** begin STORED ROWS **

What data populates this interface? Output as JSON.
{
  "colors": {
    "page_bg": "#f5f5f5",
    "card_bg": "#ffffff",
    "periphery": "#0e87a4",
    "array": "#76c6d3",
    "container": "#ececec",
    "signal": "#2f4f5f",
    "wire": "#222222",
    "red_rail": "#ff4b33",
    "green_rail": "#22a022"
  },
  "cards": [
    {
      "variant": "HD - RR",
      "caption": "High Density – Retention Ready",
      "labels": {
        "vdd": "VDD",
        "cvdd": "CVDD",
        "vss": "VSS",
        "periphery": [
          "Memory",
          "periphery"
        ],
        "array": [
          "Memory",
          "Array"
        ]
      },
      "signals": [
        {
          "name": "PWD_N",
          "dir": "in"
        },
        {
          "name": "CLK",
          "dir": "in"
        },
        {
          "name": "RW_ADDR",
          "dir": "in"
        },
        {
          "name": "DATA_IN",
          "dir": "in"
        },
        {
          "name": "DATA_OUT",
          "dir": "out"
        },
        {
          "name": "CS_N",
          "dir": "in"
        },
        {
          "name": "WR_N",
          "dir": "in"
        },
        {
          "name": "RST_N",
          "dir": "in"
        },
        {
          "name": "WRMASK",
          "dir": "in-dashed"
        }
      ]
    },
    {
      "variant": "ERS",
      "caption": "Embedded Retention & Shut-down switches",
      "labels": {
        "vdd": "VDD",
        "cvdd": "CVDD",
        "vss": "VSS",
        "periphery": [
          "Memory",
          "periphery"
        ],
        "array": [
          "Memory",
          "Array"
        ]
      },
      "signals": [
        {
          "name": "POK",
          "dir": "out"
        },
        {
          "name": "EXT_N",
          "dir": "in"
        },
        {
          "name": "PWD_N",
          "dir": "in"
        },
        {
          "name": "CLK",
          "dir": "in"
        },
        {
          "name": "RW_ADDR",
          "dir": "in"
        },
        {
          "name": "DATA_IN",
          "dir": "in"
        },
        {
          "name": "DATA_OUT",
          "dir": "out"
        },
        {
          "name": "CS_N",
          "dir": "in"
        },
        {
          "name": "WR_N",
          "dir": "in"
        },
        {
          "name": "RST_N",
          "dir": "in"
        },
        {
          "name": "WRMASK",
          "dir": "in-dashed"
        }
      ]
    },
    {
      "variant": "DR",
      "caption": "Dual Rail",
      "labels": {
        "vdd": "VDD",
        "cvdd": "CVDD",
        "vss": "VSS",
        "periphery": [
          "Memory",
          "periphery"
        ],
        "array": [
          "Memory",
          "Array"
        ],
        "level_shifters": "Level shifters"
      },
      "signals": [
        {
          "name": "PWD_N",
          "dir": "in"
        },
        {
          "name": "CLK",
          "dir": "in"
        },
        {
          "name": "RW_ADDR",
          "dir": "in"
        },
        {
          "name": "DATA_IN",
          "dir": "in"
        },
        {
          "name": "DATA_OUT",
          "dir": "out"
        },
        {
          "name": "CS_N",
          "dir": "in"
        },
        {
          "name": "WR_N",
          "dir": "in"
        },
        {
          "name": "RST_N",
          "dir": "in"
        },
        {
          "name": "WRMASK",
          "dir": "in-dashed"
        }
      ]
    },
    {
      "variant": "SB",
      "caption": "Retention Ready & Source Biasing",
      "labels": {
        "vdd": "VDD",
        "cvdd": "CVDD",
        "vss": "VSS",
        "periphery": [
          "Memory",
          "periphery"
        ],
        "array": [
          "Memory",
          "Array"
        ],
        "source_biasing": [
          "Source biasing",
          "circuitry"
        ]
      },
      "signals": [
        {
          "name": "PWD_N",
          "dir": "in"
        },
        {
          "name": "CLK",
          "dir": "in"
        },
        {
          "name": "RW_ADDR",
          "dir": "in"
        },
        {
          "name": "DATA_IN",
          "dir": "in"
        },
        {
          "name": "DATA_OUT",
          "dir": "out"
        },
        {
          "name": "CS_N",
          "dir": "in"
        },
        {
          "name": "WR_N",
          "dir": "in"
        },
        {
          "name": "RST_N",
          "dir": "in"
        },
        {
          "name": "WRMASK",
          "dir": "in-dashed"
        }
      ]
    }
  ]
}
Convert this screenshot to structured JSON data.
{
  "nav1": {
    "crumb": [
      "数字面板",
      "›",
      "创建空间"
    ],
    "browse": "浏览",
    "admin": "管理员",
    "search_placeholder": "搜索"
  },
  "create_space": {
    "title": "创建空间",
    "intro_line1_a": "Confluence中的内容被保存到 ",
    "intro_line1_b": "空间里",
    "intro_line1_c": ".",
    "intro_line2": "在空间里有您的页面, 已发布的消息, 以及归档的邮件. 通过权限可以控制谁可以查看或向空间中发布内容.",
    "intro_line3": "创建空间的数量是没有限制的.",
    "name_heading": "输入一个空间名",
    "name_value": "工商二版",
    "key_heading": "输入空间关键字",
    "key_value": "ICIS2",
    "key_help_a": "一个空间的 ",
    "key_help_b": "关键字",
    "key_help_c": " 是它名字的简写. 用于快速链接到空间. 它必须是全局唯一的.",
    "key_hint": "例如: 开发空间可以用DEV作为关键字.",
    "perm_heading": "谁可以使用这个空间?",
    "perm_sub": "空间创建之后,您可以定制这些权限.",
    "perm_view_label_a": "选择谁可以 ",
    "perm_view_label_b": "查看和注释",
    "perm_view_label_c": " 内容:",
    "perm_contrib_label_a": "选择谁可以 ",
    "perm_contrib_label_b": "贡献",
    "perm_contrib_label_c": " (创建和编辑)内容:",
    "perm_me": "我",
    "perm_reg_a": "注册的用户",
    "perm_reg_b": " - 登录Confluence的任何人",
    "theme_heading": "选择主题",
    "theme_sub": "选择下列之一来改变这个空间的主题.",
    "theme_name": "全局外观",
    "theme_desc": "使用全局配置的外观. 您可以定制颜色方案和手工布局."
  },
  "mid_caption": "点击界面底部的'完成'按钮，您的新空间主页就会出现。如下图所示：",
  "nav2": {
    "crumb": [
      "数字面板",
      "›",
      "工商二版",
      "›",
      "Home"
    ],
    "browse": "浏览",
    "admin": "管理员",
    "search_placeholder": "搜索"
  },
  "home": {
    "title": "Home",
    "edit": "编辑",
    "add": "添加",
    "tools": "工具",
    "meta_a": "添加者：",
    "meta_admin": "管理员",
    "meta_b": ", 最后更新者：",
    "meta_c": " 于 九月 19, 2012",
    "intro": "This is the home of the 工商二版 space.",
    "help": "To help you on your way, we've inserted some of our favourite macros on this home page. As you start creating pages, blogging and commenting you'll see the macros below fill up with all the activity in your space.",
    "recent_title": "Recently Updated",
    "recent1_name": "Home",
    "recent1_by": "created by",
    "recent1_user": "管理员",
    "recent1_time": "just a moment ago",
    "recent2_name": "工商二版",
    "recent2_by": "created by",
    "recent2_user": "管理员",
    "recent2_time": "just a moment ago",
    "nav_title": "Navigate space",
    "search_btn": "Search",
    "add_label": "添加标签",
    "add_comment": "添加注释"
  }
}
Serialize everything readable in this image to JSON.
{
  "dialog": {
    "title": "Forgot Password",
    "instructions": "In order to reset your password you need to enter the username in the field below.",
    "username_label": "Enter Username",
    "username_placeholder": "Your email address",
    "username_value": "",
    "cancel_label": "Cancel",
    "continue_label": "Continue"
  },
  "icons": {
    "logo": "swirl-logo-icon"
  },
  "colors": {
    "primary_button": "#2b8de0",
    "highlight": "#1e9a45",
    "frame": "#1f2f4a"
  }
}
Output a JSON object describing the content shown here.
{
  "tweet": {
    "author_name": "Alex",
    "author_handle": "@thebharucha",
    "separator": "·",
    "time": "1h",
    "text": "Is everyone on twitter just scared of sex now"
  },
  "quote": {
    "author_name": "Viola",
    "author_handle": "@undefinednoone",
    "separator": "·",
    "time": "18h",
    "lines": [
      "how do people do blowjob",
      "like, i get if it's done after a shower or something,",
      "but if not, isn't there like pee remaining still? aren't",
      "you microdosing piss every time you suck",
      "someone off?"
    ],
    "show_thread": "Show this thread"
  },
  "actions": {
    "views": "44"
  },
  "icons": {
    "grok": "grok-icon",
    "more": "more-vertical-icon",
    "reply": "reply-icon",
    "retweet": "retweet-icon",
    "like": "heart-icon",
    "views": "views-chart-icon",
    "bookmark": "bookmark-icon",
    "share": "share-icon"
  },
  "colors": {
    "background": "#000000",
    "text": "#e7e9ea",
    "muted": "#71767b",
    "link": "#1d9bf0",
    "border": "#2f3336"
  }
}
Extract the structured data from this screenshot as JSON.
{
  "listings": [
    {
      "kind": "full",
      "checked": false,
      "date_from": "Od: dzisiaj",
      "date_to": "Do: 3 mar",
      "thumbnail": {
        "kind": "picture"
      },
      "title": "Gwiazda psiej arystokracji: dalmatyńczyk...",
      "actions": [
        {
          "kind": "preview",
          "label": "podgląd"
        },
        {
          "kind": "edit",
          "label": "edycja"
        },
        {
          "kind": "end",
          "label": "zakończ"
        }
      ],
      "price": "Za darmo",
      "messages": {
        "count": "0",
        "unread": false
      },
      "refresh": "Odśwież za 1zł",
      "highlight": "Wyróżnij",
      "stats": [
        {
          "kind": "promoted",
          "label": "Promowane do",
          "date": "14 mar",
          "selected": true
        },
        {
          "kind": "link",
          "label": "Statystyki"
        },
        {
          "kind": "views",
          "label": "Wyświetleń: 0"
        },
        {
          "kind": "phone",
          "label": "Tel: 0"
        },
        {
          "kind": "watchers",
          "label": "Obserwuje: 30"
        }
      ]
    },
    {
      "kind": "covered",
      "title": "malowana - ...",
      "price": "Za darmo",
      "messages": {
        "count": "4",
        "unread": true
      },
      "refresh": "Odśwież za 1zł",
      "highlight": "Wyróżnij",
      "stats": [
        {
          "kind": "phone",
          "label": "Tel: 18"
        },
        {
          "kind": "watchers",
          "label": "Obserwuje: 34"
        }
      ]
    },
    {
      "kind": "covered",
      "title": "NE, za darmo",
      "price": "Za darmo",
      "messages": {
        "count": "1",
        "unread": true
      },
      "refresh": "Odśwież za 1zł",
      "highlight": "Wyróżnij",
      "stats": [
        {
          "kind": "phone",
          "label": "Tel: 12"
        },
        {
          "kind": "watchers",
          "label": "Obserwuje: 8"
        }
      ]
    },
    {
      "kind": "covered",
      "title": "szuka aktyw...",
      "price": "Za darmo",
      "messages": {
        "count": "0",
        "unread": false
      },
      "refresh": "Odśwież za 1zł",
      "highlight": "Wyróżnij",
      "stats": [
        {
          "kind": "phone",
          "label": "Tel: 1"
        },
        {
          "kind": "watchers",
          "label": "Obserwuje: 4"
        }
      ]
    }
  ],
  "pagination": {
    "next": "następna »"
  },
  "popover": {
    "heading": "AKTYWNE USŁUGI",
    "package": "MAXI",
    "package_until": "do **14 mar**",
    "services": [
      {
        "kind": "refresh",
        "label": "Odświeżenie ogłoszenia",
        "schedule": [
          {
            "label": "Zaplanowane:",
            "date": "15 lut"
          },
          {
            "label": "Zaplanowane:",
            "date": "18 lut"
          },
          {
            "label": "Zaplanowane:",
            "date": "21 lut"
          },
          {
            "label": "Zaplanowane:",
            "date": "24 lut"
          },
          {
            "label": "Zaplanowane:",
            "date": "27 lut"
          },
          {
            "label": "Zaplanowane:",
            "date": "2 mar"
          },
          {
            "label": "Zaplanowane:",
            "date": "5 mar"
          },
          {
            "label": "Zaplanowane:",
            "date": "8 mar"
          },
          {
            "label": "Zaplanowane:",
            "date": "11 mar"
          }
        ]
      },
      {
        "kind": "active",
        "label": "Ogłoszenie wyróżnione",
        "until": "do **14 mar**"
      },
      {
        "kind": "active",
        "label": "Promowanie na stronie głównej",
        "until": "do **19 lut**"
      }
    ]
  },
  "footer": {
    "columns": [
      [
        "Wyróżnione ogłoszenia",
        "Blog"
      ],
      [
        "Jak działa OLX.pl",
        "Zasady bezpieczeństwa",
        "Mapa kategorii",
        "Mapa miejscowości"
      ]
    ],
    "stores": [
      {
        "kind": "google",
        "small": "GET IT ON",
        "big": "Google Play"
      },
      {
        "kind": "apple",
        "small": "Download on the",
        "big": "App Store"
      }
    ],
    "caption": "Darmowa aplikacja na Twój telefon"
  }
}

** end STORED ROWS **

• _OBJECTIVE_:
Pick every line with "Ready" in it and copy it.

• _WORKED ANSWER_:
      "caption": "High Density – Retention Ready",
      "caption": "Retention Ready & Source Biasing",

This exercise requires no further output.